▸ Raw data:
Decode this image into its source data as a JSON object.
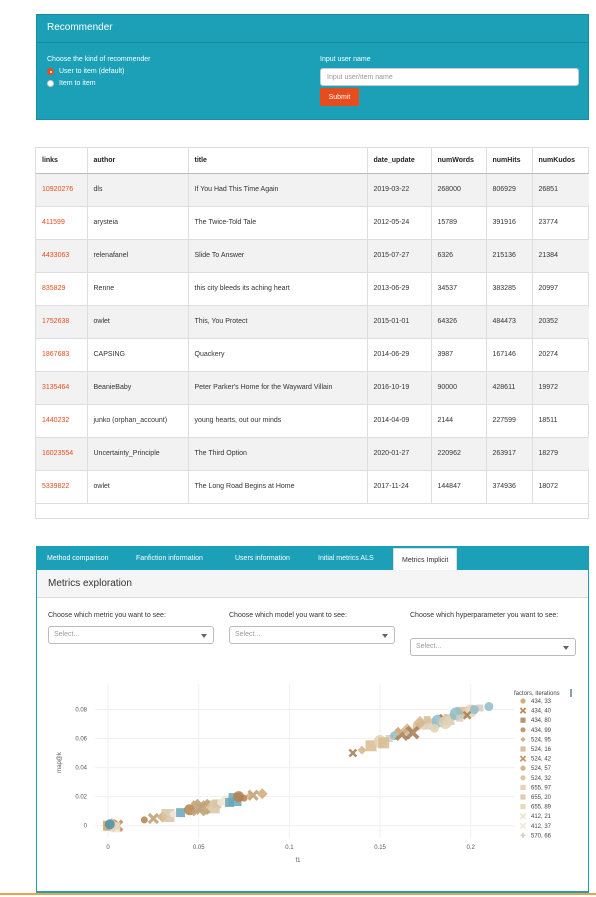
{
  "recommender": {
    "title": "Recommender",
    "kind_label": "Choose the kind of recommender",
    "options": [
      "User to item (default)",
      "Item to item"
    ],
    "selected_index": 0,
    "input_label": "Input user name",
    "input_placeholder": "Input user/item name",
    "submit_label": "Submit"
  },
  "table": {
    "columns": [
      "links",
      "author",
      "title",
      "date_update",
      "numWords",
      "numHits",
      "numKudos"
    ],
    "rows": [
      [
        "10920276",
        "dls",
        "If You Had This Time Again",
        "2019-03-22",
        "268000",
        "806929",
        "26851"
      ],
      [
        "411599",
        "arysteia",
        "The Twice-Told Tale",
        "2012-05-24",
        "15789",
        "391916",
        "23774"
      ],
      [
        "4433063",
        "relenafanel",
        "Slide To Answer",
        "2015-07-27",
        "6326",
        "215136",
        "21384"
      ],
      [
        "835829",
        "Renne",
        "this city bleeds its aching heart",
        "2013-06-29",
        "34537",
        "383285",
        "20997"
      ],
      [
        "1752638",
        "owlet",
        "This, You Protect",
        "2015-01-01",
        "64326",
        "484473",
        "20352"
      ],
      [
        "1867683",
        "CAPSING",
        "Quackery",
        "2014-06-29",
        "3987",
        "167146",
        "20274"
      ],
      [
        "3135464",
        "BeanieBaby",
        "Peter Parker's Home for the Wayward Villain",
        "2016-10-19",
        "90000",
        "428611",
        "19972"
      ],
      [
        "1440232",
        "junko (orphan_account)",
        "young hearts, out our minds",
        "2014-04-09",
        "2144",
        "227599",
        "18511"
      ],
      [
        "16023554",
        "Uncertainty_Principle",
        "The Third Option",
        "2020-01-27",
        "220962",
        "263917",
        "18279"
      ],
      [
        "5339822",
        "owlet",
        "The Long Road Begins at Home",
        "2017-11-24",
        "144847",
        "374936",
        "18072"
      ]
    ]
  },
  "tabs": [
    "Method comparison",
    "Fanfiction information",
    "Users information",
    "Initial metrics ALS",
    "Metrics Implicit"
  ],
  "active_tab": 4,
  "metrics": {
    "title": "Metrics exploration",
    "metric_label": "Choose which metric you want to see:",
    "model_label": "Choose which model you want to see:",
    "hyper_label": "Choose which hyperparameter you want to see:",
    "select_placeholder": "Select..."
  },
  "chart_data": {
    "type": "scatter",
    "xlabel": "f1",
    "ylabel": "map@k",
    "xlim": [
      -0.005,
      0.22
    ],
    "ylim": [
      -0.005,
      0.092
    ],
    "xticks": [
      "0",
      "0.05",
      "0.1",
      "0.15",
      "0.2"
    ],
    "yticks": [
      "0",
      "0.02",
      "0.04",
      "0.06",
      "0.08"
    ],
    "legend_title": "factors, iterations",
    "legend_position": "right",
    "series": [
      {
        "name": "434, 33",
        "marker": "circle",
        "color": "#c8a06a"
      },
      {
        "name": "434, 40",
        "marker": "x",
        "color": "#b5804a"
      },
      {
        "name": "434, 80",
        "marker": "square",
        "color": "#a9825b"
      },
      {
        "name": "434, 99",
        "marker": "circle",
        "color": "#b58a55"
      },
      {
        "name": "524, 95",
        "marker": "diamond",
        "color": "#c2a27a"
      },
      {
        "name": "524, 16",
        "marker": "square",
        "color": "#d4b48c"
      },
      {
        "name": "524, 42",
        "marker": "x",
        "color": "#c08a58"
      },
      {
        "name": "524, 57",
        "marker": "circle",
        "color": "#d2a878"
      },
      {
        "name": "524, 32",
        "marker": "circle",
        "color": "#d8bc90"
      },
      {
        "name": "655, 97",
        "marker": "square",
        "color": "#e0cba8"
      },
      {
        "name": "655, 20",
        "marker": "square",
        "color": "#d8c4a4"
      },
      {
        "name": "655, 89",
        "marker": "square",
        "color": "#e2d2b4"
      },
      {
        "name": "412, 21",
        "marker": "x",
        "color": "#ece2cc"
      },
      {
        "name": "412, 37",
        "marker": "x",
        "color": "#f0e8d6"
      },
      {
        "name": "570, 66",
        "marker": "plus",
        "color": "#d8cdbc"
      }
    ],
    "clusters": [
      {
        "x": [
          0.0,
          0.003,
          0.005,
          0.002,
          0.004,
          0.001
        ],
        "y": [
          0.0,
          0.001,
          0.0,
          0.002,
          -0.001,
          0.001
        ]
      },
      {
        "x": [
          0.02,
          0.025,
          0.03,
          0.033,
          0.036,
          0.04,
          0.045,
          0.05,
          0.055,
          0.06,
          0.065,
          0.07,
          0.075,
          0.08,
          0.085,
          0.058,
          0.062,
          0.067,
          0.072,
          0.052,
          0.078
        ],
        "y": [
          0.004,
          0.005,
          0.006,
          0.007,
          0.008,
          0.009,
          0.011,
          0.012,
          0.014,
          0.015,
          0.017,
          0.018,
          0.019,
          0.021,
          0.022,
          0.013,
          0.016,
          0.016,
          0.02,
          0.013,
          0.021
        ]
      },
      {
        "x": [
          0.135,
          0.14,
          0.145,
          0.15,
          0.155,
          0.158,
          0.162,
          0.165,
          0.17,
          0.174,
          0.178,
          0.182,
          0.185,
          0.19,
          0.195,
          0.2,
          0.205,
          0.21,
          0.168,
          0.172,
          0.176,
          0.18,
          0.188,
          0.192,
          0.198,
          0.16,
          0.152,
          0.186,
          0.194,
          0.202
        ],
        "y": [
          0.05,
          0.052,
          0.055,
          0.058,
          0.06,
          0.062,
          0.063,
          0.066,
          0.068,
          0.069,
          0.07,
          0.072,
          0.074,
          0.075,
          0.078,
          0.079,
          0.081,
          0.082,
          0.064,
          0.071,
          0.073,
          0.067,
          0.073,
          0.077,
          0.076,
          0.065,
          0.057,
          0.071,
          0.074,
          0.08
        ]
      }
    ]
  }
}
---
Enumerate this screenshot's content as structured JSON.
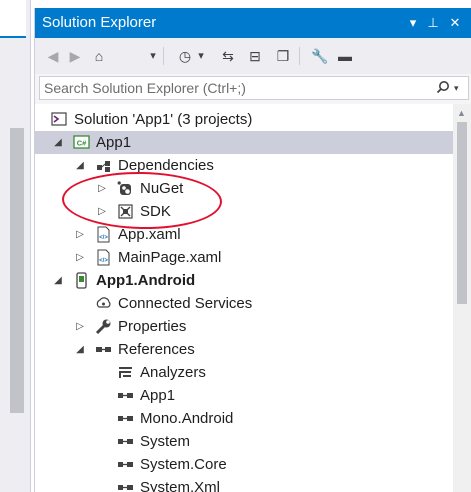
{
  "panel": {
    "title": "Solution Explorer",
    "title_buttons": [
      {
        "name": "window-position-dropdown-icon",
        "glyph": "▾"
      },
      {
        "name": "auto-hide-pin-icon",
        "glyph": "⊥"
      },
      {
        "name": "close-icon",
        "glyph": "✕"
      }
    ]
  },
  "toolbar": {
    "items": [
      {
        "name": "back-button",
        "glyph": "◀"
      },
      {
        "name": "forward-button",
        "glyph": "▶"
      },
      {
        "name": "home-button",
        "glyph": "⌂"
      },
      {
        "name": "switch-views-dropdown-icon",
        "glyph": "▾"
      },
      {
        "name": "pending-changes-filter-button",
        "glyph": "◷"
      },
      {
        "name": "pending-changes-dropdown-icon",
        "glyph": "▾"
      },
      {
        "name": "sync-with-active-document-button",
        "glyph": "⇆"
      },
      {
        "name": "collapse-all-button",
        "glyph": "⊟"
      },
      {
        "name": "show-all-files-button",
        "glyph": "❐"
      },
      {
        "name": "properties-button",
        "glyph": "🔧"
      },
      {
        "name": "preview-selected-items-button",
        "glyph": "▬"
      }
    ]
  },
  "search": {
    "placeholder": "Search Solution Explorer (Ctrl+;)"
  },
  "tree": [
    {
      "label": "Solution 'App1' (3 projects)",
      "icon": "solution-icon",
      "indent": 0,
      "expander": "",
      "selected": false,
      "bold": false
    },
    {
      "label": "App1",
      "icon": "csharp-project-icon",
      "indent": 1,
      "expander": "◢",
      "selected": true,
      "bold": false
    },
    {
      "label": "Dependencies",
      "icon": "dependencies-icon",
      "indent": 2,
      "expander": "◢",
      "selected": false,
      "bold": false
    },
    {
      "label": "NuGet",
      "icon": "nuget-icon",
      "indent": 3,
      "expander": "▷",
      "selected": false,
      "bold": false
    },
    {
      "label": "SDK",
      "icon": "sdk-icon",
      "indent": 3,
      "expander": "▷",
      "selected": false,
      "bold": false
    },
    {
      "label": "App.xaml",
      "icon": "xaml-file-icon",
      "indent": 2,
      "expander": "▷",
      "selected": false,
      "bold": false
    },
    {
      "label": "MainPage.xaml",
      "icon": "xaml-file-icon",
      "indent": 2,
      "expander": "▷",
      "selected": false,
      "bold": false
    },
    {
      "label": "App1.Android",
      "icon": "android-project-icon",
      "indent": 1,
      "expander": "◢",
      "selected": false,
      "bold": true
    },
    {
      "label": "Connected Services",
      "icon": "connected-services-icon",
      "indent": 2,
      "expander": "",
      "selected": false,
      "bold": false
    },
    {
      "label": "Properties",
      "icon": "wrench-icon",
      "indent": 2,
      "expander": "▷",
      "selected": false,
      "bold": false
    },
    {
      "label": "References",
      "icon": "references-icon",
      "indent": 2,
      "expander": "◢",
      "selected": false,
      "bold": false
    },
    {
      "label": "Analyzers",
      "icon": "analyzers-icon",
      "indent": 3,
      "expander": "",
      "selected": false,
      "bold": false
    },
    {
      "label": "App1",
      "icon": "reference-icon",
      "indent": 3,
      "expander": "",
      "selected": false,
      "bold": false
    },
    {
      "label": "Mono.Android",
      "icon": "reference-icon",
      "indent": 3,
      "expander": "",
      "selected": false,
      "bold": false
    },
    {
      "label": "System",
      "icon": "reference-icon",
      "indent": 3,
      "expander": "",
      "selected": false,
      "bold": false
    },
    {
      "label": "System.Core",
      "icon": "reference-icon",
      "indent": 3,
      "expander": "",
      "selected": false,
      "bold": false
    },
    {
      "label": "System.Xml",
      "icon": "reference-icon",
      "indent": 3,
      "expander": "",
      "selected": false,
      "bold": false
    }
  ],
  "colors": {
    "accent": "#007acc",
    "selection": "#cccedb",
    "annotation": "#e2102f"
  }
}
---
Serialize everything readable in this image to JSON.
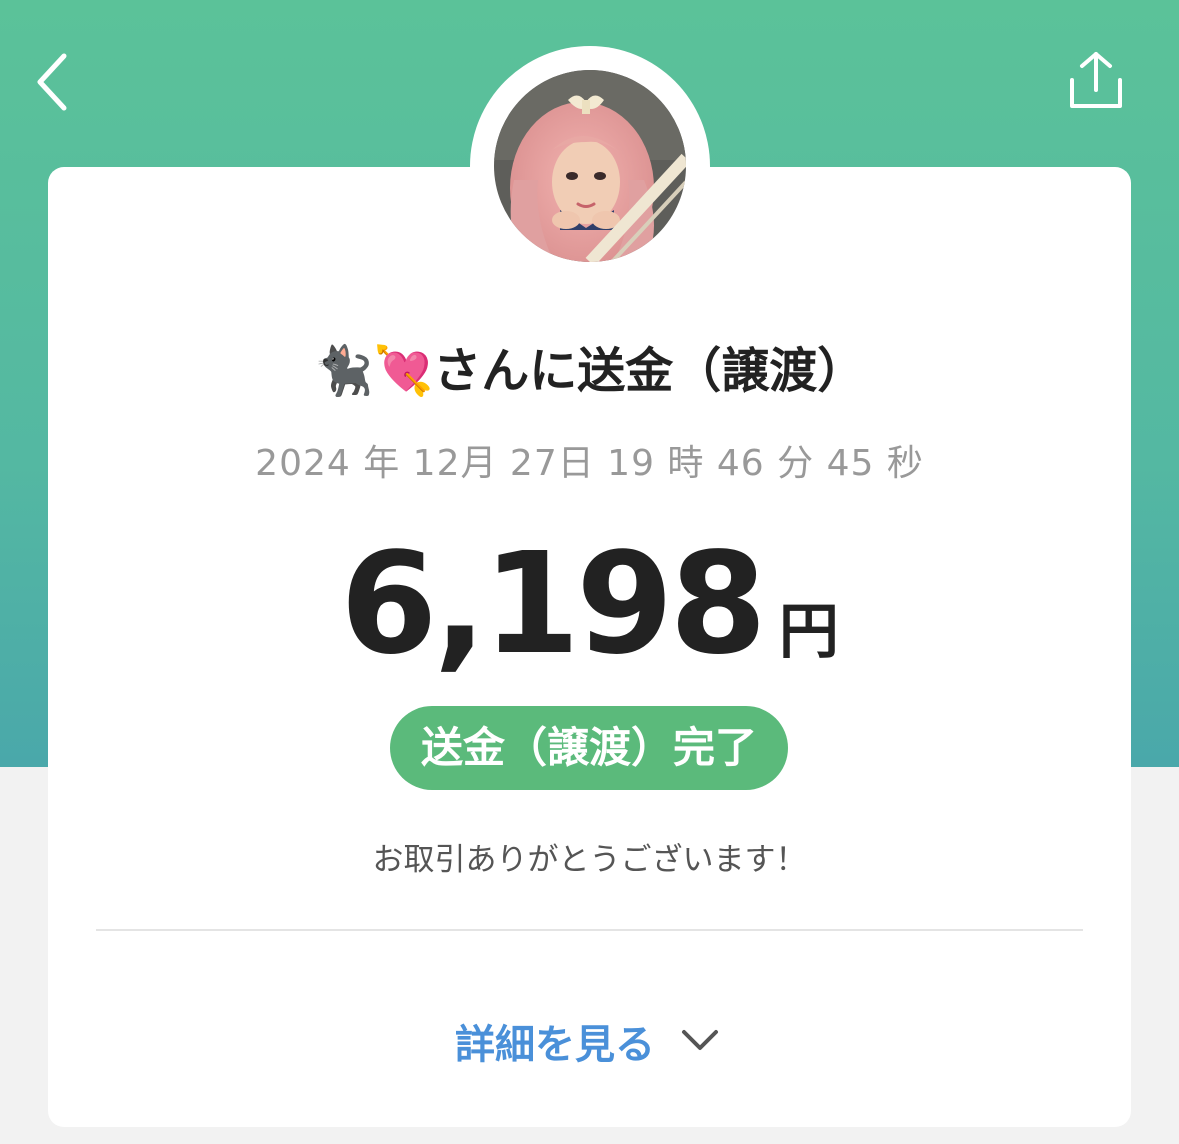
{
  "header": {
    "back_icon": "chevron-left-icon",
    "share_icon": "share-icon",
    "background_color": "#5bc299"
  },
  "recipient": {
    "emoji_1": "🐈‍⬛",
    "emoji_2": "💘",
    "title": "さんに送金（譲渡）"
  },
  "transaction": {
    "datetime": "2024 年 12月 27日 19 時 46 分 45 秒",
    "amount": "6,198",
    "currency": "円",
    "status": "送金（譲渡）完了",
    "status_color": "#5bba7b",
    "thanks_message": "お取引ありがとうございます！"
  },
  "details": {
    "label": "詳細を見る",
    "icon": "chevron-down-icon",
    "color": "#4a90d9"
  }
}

▸ What the task requires:
Report all lines of the data that include the word "information".

▸ Answer for the task:
    "Fanfiction information",
    "Users information",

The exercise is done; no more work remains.